[Collected data entries]
######
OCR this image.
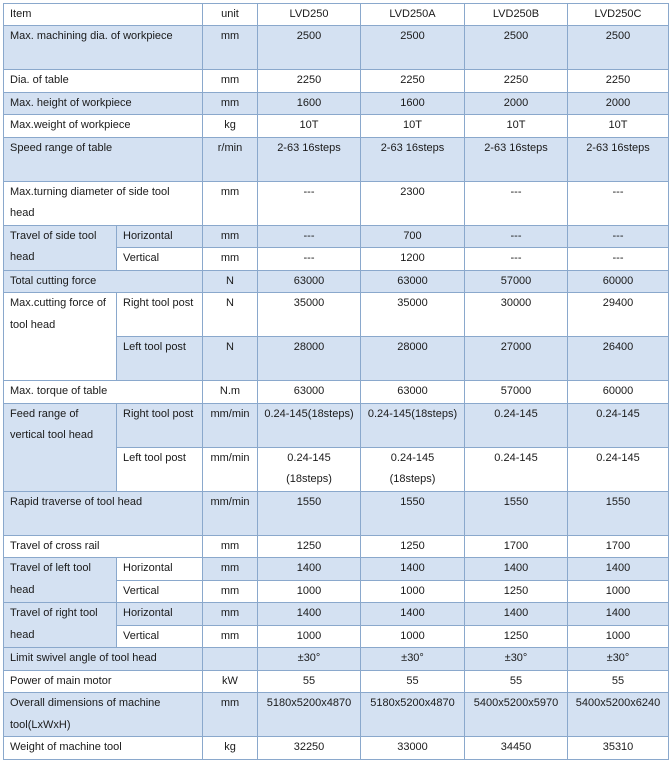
Item		unit	LVD250	LVD250A	LVD250B	LVD250C
Max. machining dia. of workpiece		mm	2500	2500	2500	2500
Dia. of table		mm	2250	2250	2250	2250
Max. height of workpiece		mm	1600	1600	2000	2000
Max.weight of workpiece		kg	10T	10T	10T	10T
Speed range of table		r/min	2-63 16steps	2-63 16steps	2-63 16steps	2-63 16steps
Max.turning diameter of side tool head		mm	---	2300	---	---
Travel of side tool head	Horizontal	mm	---	700	---	---
	Vertical	mm	---	1200	---	---
Total cutting force		N	63000	63000	57000	60000
Max.cutting force of tool head	Right tool post	N	35000	35000	30000	29400
	Left tool post	N	28000	28000	27000	26400
Max. torque of table		N.m	63000	63000	57000	60000
Feed range of vertical tool head	Right tool post	mm/min	0.24-145(18steps)	0.24-145(18steps)	0.24-145	0.24-145
	Left tool post	mm/min	0.24-145 (18steps)	0.24-145 (18steps)	0.24-145	0.24-145
Rapid traverse of tool head		mm/min	1550	1550	1550	1550
Travel of cross rail		mm	1250	1250	1700	1700
Travel of left tool head	Horizontal	mm	1400	1400	1400	1400
	Vertical	mm	1000	1000	1250	1000
Travel of right tool head	Horizontal	mm	1400	1400	1400	1400
	Vertical	mm	1000	1000	1250	1000
Limit swivel angle of tool head			±30°	±30°	±30°	±30°
Power of main motor		kW	55	55	55	55
Overall dimensions of machine tool(LxWxH)		mm	5180x5200x4870	5180x5200x4870	5400x5200x5970	5400x5200x6240
Weight of machine tool		kg	32250	33000	34450	35310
######
Directions » Above are records; say how many of their lines contain the word "workpiece", giving only the number.

Exercise output » 3